Instructions for the task
According to the Toad Hall history, who built the first Toad Hall?

Selection
^^^^^^^^
Master Climax Turkey Glory – Christmas Dinner at Toad Hall in 1969! Benjamin Collection.

This stove was part of the kitchen set up at the first Toad Hall, one of Whistler’s most famous (or infamous) lodgings.  This Toad Hall was built by Alta Lake resident Alf Gebhart, who first came to live in the area in 1936.  In the mid-1960s, Alf sold his property to Charles Hillman, a high-school teacher working in Vancouver.  Charles, in turn, rented his property to a “respectable-looking” father with two daughters.  The rent was paid consistently and on time, though after a while the names on the cheques started to change.

By the time Charles Hillman decided to start using his cabin to ski, unbeknownst to him, the property had been renamed Toad Hall and was gaining a reputation across the country.  Charles arrived to find a young resident from Montreal cooking breakfast, evidence of a campfire in one of the bedrooms, and sleeping quarters set up wherever possible, including the chicken house.

The first Toad Hall, 1969. Benjamin Collection.

With help from the RCMP in Squamish and a court order, the residents of Toad Hall were amicably evicted, with enough time given for a farewell party.

By the 1970s, the Soo Valley Logging Camp, near the northern end of Green Lake, was no longer in use by the forestry industry.  This became the second incarnation of Toad Hall.  Perhaps the best known image of Toad Hall, the Toad Hall Poster, was taken here.
^^^^^^^^
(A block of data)

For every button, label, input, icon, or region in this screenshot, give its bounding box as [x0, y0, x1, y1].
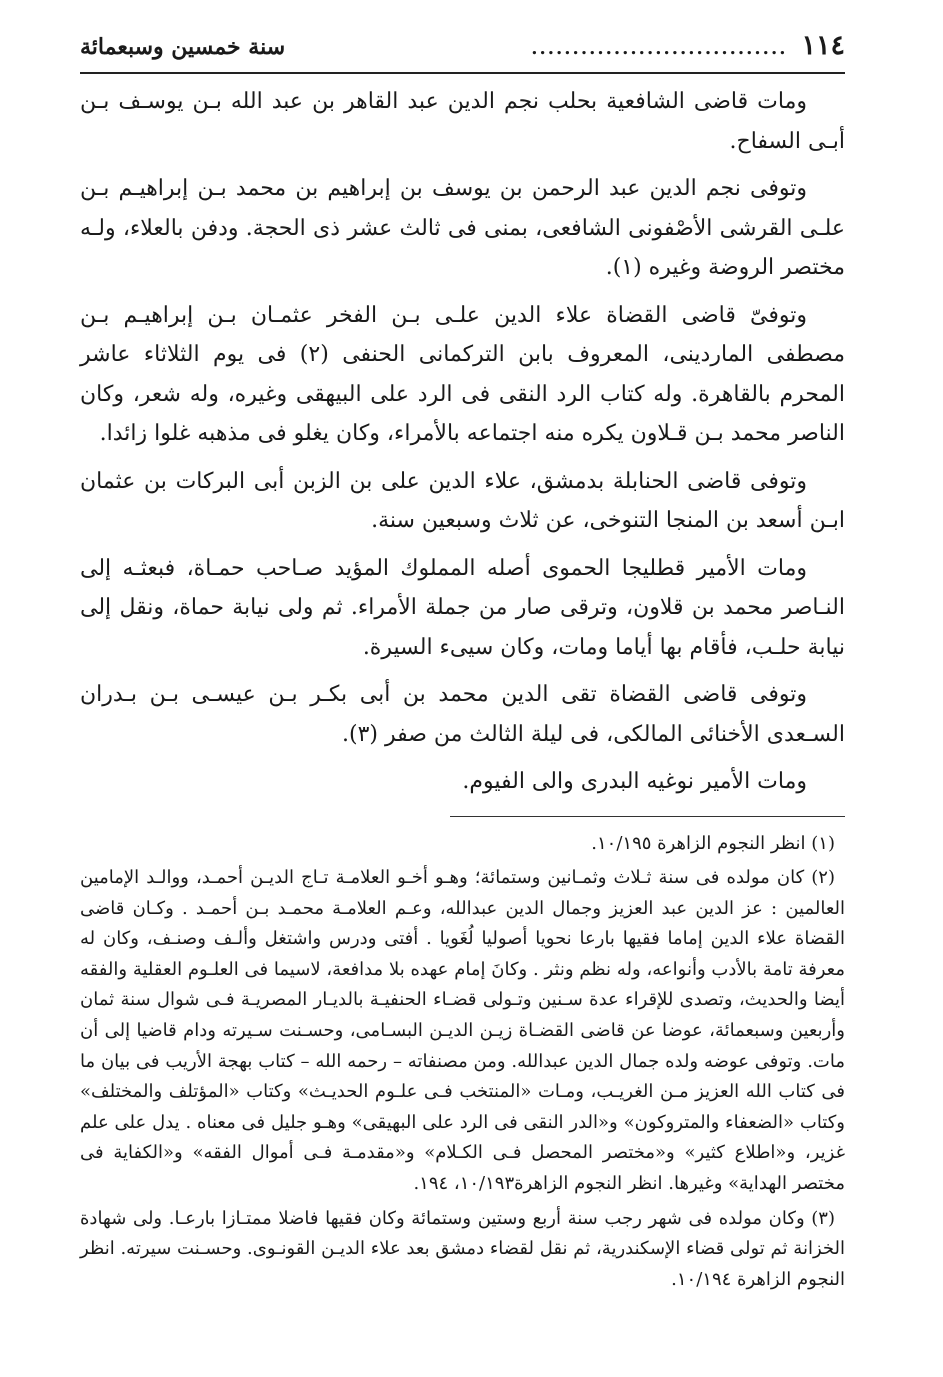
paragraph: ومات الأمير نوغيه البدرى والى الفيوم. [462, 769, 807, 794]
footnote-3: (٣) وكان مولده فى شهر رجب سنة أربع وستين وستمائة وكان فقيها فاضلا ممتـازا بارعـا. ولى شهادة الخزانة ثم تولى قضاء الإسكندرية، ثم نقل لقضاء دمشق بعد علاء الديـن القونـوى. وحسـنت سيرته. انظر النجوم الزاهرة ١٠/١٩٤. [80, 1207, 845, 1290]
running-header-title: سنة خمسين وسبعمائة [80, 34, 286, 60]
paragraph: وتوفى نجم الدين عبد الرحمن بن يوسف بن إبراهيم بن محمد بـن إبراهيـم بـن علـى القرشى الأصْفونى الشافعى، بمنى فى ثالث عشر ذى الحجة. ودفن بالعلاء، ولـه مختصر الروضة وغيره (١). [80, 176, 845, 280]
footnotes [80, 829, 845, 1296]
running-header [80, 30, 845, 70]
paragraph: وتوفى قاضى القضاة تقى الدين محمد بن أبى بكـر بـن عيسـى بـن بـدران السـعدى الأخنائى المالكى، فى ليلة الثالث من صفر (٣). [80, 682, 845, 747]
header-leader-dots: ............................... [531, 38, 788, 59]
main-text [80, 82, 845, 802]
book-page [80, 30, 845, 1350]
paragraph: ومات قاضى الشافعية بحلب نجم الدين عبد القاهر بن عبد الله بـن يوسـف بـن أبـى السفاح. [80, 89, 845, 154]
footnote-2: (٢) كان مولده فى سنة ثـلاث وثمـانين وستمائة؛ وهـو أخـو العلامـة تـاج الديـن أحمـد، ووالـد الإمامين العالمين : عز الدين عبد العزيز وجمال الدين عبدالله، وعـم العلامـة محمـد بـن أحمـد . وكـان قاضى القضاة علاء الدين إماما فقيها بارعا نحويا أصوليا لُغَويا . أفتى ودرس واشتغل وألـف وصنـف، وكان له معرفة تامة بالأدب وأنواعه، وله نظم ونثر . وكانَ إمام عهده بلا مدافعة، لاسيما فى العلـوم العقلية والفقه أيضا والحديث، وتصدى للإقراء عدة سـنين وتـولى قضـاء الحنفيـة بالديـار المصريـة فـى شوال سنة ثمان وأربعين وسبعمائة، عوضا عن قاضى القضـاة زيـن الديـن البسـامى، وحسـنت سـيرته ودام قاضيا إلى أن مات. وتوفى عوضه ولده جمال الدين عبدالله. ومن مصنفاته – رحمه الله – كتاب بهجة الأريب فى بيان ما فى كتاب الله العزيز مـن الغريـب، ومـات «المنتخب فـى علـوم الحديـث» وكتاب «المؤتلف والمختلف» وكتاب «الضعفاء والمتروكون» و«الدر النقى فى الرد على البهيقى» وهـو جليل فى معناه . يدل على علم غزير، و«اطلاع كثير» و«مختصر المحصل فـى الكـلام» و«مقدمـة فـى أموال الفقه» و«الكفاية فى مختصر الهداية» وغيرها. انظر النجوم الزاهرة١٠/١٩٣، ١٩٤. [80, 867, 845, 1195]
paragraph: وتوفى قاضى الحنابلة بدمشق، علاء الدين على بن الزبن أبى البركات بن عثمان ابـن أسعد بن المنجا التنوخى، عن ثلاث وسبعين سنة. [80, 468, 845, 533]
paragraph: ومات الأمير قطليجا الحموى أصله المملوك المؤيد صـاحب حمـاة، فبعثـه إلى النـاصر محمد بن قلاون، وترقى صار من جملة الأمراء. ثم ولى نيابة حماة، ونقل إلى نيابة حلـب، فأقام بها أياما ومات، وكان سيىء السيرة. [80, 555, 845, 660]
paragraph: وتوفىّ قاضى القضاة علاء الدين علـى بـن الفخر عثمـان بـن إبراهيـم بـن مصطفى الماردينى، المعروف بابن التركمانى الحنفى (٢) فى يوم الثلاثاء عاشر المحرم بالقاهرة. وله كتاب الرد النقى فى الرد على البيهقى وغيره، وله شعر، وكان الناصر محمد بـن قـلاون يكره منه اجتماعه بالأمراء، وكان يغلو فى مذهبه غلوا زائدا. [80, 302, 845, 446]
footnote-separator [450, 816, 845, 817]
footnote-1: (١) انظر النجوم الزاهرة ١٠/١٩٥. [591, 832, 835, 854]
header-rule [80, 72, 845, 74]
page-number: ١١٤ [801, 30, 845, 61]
^^^^^^^^
Result of this task
Alf Gebhart, an Alta Lake resident, built it.